━━ SUPPLIED RECORDS ━━

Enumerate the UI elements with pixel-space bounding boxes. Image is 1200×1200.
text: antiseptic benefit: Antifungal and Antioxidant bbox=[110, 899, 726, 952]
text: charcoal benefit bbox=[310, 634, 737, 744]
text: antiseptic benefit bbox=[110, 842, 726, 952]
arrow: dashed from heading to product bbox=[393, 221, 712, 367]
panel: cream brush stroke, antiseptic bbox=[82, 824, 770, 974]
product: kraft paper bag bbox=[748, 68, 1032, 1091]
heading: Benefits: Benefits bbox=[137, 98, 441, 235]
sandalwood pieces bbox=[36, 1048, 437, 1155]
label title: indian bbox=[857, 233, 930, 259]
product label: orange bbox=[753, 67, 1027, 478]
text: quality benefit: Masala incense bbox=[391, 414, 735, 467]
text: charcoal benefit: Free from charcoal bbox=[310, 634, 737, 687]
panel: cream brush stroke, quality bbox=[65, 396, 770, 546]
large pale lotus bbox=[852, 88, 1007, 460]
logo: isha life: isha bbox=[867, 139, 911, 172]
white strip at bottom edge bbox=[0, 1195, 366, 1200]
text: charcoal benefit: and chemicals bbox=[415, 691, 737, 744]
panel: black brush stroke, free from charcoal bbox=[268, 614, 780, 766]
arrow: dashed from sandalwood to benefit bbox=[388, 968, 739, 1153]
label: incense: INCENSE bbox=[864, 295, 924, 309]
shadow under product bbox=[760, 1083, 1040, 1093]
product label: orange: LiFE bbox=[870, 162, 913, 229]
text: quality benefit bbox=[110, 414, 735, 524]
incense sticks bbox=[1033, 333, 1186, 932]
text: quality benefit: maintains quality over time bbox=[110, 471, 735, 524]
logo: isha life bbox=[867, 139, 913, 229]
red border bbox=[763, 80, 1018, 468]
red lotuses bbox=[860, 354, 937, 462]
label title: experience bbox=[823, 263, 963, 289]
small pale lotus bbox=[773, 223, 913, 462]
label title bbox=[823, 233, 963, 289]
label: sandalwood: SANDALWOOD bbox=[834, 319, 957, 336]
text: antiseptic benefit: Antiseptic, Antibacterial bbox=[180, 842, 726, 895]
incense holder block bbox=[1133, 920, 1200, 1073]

━━━

**YOUR OBJECTIVE**
Note how many lines in the listing above contain the word "panel" and give only that number.

**TASK RESPONSE**
3